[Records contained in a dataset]
+++++
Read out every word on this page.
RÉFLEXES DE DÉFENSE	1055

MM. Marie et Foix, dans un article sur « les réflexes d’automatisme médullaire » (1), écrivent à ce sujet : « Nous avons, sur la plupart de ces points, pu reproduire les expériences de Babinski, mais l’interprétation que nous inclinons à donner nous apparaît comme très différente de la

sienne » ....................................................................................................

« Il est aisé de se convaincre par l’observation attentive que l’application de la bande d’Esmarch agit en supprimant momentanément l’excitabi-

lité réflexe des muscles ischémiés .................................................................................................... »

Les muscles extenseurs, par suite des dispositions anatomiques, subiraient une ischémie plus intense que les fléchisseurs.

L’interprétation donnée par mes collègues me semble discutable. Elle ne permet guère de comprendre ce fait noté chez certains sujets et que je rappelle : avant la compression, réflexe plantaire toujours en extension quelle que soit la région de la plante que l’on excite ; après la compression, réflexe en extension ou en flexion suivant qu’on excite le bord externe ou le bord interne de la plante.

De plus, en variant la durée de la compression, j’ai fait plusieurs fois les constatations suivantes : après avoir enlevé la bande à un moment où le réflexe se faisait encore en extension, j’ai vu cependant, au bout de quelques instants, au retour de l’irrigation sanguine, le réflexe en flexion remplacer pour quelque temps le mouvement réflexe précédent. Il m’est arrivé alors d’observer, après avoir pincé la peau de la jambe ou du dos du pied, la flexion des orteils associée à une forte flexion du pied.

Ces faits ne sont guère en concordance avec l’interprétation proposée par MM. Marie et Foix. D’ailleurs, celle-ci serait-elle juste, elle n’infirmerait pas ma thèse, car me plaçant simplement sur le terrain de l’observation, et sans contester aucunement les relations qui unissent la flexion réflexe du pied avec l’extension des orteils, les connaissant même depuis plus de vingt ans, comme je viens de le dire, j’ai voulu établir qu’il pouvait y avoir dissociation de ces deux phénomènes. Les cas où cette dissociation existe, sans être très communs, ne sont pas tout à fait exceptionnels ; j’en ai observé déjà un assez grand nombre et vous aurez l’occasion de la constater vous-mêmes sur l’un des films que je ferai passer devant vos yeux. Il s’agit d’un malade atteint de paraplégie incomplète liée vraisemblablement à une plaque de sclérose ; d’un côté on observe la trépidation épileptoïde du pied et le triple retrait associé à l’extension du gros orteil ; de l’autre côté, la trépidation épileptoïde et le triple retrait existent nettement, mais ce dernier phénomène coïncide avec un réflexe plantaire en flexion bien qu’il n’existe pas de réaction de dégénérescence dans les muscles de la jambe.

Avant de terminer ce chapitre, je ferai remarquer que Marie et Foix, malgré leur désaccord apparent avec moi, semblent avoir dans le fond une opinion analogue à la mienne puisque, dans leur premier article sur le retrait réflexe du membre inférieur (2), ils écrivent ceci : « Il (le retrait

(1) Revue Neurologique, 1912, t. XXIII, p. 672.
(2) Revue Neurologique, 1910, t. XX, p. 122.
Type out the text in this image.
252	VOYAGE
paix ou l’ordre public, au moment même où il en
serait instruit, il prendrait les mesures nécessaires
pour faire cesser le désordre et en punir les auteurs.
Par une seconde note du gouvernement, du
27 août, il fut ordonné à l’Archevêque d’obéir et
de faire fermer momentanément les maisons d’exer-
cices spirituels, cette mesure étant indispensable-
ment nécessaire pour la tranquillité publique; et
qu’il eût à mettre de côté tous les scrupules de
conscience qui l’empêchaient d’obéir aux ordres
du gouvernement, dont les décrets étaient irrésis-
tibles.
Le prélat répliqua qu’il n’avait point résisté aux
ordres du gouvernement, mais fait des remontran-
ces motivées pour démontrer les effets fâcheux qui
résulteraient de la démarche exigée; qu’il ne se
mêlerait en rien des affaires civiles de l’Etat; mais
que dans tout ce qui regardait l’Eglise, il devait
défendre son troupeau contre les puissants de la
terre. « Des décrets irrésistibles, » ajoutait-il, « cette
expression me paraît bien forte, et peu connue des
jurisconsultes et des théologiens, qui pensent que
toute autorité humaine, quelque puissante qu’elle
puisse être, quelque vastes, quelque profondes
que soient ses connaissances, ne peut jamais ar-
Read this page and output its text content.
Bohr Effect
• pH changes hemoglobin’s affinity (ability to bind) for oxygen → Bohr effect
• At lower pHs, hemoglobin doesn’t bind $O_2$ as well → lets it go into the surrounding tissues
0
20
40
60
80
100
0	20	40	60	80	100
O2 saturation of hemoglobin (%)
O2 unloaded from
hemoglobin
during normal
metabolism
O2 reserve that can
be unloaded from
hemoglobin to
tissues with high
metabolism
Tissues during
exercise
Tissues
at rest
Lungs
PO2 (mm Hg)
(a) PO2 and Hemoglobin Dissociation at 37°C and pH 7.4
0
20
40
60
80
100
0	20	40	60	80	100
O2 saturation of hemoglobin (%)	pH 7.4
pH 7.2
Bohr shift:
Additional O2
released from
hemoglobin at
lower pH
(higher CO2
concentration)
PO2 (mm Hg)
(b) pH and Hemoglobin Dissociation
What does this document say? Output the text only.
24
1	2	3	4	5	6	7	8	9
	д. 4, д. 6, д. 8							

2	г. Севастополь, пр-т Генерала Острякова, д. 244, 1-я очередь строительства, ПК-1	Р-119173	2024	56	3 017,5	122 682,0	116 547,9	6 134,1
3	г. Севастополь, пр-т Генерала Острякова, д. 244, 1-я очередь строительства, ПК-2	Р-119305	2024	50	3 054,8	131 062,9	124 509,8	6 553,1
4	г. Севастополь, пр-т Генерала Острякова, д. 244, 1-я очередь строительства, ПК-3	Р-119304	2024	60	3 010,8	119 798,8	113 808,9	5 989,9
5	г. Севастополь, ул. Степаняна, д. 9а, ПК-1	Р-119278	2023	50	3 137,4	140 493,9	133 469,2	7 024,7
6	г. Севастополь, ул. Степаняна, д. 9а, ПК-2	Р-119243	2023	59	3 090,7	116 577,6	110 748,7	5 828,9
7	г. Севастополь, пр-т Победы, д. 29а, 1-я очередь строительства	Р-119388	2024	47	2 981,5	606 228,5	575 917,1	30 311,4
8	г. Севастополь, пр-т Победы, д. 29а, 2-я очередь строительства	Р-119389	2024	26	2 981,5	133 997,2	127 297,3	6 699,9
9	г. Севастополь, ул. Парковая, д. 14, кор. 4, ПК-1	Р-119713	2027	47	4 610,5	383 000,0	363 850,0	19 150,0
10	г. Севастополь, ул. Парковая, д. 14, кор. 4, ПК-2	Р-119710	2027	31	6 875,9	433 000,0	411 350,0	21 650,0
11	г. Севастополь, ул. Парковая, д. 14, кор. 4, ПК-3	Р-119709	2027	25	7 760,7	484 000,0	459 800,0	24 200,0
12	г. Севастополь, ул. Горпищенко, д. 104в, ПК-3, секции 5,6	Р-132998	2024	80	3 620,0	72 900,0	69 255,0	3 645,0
+++++
In the records above, tally the lines where the word "Степаняна" appears, and give the number and nothing else.

2